● **Task**
Where does the string "Nowak" appear? Copy every line of the entries below that holds it.

● **Source data**
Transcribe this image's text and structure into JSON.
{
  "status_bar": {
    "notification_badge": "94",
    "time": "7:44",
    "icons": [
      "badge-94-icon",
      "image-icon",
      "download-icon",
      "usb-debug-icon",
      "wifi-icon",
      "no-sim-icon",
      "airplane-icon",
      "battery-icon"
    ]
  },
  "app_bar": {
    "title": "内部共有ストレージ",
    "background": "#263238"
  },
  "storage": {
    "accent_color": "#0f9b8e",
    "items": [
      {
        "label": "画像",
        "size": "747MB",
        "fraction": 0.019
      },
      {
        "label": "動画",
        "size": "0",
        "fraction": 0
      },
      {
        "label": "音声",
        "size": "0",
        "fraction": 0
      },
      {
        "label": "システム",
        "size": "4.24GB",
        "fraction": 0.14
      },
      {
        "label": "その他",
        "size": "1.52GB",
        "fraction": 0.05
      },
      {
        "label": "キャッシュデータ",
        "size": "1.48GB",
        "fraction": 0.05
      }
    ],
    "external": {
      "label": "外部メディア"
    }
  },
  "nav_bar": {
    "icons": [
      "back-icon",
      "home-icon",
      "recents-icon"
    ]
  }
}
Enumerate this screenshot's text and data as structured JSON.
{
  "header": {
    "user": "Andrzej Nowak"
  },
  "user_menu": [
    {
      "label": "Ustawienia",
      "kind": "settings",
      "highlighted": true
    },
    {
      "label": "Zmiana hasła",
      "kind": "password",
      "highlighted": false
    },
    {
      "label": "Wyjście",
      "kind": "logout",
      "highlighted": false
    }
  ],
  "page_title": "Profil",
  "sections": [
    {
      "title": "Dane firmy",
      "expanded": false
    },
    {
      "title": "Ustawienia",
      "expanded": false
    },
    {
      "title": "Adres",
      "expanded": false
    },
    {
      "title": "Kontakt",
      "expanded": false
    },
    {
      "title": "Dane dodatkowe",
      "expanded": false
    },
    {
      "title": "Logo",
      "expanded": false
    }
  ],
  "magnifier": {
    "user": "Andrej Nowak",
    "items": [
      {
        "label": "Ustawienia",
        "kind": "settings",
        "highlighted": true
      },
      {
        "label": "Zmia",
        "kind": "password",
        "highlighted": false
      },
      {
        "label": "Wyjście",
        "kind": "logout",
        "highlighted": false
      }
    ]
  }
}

● **Written answer**
    "user": "Andrzej Nowak"
    "user": "Andrej Nowak",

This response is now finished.